Records from a data collection
==================================================
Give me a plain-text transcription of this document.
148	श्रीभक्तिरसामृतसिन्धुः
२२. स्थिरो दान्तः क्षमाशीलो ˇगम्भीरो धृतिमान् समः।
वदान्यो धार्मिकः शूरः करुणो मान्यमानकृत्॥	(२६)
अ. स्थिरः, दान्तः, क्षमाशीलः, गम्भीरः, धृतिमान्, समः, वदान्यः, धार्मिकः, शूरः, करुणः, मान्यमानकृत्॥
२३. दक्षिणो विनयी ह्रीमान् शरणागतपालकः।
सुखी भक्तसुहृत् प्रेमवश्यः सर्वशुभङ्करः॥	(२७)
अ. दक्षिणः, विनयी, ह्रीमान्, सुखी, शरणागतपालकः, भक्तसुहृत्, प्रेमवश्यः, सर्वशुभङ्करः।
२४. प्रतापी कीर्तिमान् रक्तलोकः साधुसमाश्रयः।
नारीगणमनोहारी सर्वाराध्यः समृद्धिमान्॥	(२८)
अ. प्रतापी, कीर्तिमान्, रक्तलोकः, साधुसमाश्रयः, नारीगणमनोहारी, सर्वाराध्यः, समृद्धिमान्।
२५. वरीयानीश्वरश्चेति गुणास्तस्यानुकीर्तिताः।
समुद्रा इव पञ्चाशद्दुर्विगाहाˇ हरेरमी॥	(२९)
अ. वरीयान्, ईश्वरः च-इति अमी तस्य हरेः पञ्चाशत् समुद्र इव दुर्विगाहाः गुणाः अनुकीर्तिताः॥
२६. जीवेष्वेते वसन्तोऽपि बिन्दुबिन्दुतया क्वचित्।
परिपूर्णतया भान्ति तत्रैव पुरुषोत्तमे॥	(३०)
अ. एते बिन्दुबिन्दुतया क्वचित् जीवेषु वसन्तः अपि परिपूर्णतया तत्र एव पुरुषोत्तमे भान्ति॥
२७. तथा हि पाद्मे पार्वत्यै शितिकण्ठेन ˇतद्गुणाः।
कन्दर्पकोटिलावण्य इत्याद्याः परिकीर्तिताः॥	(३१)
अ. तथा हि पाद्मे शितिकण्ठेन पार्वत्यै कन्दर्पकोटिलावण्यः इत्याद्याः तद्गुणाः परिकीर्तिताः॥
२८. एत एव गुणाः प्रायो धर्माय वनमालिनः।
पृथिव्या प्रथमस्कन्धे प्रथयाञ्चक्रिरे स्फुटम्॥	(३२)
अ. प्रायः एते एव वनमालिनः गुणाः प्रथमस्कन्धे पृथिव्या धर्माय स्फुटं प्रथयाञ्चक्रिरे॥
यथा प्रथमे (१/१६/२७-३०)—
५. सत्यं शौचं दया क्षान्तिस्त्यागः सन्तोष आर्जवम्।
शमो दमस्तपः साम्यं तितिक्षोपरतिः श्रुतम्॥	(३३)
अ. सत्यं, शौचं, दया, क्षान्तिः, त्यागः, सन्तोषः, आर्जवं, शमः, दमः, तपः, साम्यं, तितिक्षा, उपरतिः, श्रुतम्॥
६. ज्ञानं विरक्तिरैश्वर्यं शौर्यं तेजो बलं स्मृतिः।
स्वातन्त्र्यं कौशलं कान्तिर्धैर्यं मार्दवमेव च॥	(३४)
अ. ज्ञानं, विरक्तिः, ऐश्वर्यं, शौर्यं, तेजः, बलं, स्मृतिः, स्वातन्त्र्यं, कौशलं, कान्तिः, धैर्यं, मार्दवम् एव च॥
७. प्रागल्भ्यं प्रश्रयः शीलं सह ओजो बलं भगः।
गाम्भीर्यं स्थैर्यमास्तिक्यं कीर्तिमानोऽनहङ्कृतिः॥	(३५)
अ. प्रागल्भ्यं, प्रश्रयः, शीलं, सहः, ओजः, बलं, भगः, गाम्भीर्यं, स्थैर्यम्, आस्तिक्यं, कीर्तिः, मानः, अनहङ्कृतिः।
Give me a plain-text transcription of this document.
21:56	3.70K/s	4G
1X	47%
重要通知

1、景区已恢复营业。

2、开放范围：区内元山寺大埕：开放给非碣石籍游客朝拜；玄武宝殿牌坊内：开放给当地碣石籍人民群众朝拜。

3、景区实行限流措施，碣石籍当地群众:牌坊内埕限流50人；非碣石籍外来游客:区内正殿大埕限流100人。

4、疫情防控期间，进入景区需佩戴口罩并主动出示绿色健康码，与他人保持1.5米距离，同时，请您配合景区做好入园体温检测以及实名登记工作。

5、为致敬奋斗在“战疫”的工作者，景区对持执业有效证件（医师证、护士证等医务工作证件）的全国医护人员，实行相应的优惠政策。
==================================================
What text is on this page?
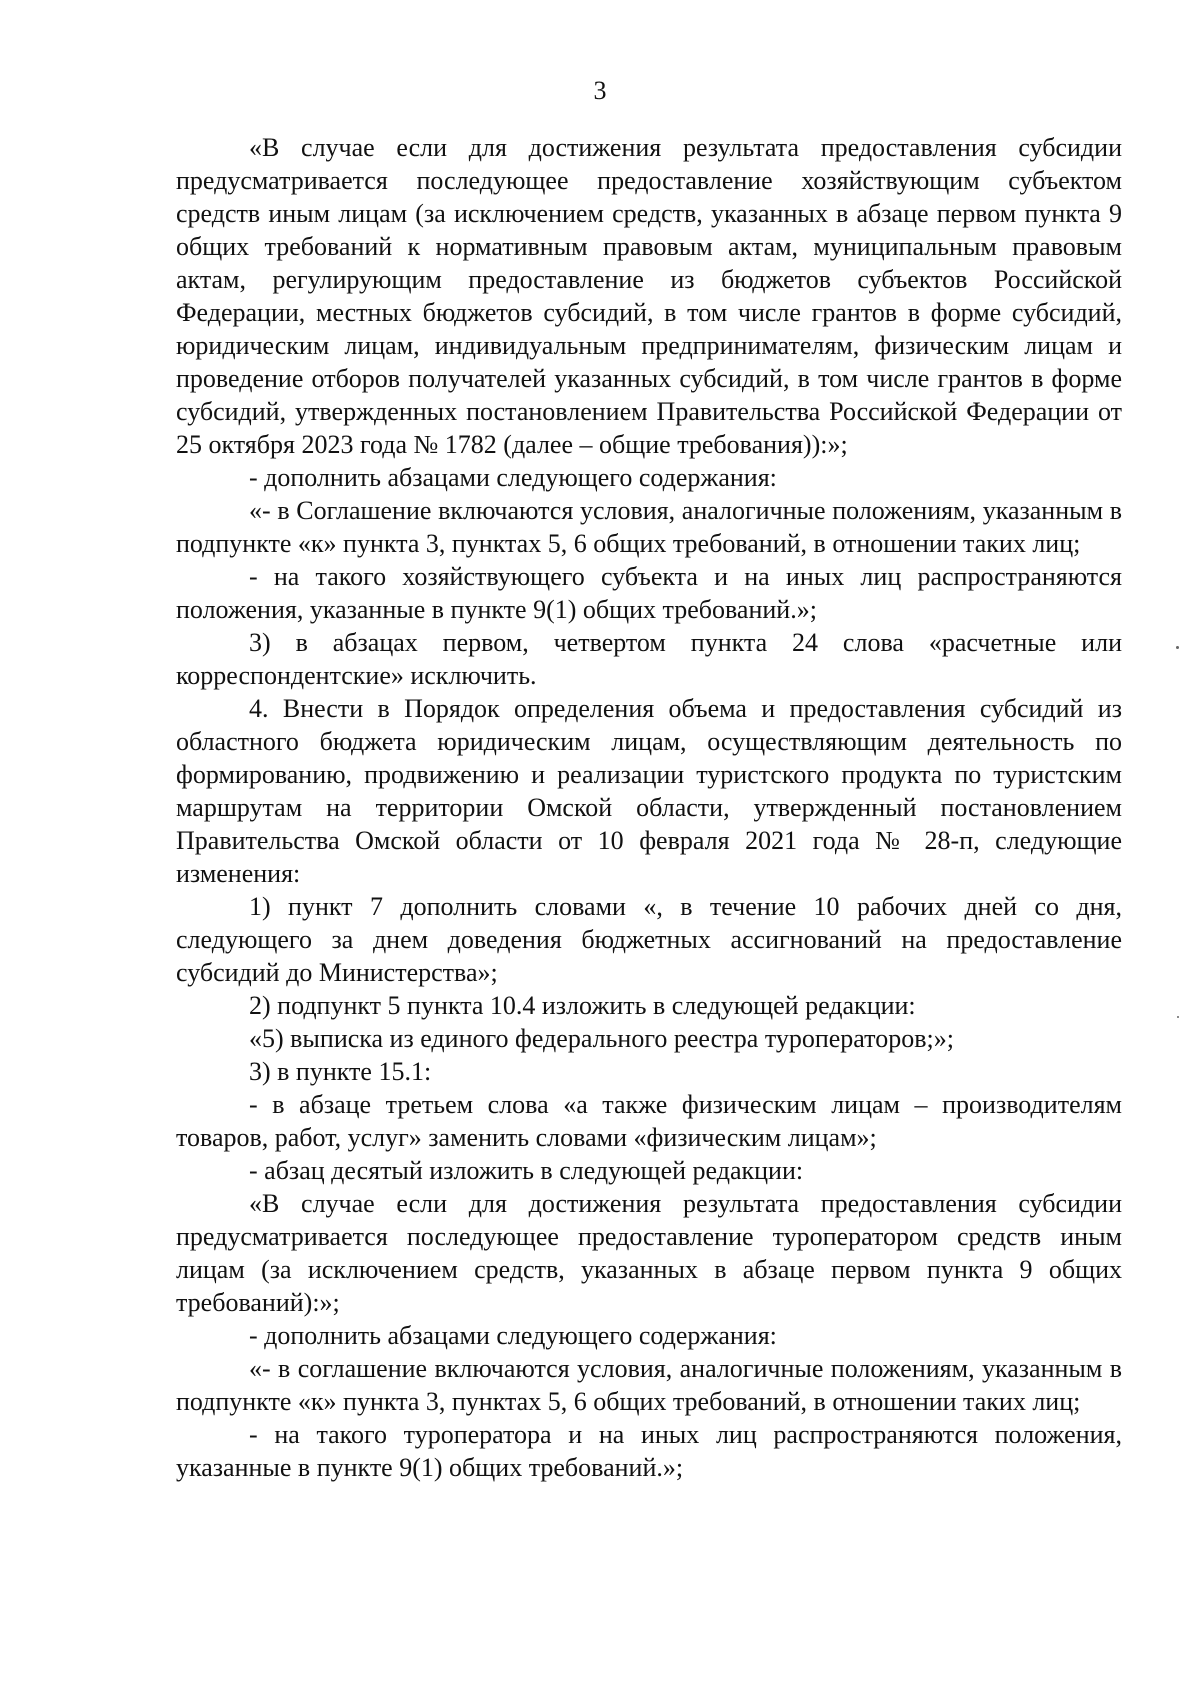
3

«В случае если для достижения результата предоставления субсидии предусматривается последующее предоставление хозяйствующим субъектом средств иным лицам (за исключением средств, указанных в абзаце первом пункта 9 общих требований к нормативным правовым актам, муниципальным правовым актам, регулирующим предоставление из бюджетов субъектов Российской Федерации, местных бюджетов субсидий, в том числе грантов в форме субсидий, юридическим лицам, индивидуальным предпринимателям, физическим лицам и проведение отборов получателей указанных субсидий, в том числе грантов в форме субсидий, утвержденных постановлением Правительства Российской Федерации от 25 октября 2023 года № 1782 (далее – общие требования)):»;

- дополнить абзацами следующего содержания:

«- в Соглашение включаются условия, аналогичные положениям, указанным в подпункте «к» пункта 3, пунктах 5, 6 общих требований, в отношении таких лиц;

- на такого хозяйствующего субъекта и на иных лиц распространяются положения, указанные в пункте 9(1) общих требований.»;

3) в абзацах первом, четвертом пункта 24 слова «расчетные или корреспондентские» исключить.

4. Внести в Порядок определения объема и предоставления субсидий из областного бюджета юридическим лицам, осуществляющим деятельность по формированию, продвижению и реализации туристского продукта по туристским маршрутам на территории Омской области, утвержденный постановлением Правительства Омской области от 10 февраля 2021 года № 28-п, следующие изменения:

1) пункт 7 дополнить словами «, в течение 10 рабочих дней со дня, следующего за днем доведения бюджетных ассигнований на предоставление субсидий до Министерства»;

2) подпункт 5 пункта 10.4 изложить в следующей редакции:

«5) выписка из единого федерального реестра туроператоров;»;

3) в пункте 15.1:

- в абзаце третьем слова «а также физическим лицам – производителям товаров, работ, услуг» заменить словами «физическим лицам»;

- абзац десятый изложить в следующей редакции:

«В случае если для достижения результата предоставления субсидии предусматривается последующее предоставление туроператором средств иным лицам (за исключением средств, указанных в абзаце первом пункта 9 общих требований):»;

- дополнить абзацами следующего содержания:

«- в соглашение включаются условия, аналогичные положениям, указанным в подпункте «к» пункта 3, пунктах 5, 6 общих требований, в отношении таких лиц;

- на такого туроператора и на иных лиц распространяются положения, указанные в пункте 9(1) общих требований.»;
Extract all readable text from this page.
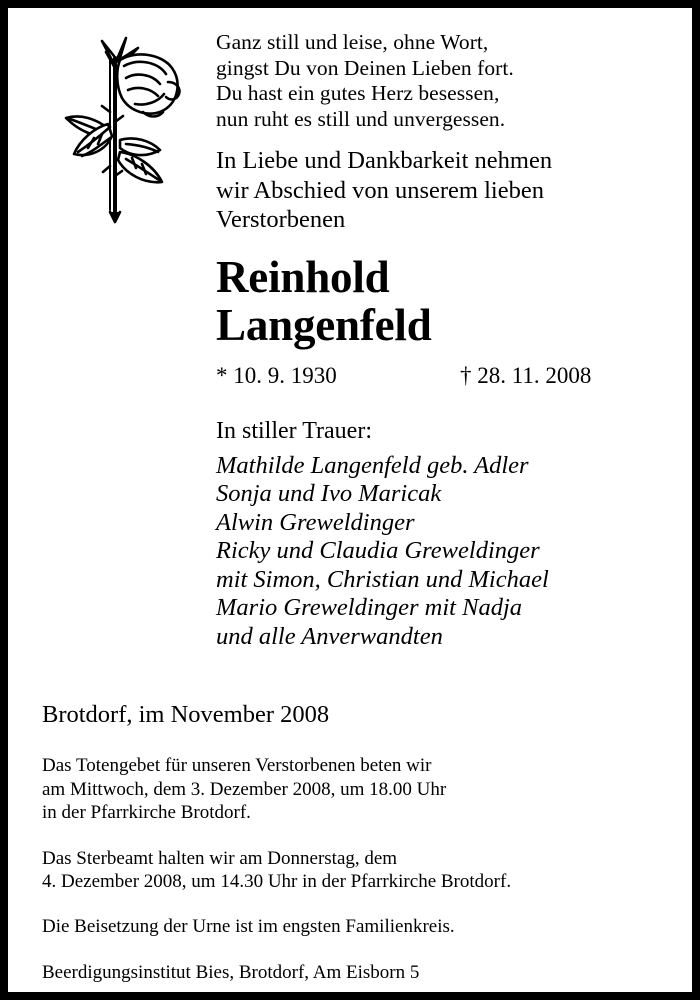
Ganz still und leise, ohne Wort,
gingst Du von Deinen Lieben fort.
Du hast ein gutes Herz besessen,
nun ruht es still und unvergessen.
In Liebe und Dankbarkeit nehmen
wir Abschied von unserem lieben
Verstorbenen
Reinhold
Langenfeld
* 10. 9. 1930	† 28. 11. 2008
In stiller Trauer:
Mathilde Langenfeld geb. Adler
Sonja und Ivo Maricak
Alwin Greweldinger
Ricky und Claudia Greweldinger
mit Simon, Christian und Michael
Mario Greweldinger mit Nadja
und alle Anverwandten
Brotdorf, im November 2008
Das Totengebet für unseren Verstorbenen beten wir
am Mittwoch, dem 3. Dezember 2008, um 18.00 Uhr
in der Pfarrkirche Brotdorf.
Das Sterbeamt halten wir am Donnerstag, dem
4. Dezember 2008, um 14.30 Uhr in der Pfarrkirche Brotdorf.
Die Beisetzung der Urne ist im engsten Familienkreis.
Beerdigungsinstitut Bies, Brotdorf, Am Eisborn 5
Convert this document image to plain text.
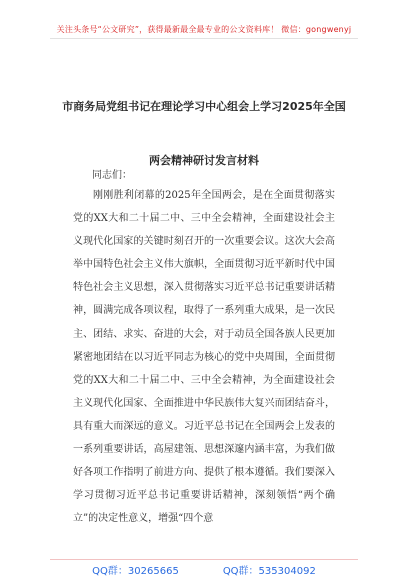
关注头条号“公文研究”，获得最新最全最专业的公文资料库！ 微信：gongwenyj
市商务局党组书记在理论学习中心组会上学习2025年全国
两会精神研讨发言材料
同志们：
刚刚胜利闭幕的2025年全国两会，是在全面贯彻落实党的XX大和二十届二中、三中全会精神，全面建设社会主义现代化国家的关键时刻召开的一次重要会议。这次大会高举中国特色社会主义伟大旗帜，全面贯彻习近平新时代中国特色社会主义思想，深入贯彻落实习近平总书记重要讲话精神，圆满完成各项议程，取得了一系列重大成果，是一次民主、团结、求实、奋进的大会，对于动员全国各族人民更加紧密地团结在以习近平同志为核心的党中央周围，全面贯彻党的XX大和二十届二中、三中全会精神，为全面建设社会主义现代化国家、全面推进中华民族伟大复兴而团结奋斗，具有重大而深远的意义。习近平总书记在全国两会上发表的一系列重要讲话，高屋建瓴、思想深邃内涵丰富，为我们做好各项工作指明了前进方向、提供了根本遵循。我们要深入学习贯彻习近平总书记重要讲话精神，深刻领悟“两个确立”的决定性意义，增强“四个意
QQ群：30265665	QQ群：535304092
==================================================
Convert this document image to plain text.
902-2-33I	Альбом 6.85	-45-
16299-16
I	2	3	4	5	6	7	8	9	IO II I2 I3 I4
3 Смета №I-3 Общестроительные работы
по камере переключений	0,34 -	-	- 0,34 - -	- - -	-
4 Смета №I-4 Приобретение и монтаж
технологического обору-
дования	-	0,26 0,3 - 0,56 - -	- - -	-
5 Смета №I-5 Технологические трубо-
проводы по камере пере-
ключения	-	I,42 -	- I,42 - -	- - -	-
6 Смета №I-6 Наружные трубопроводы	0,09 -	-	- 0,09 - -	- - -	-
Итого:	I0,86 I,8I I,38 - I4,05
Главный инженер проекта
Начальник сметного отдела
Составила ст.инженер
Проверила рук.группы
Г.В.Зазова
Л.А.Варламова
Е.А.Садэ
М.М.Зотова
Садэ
==================================================
**Exercise requirements**: Of the lines above, copy each that contains "редакции".

**Reply to the task**:
2) подпункт 5 пункта 10.4 изложить в следующей редакции:
- абзац десятый изложить в следующей редакции:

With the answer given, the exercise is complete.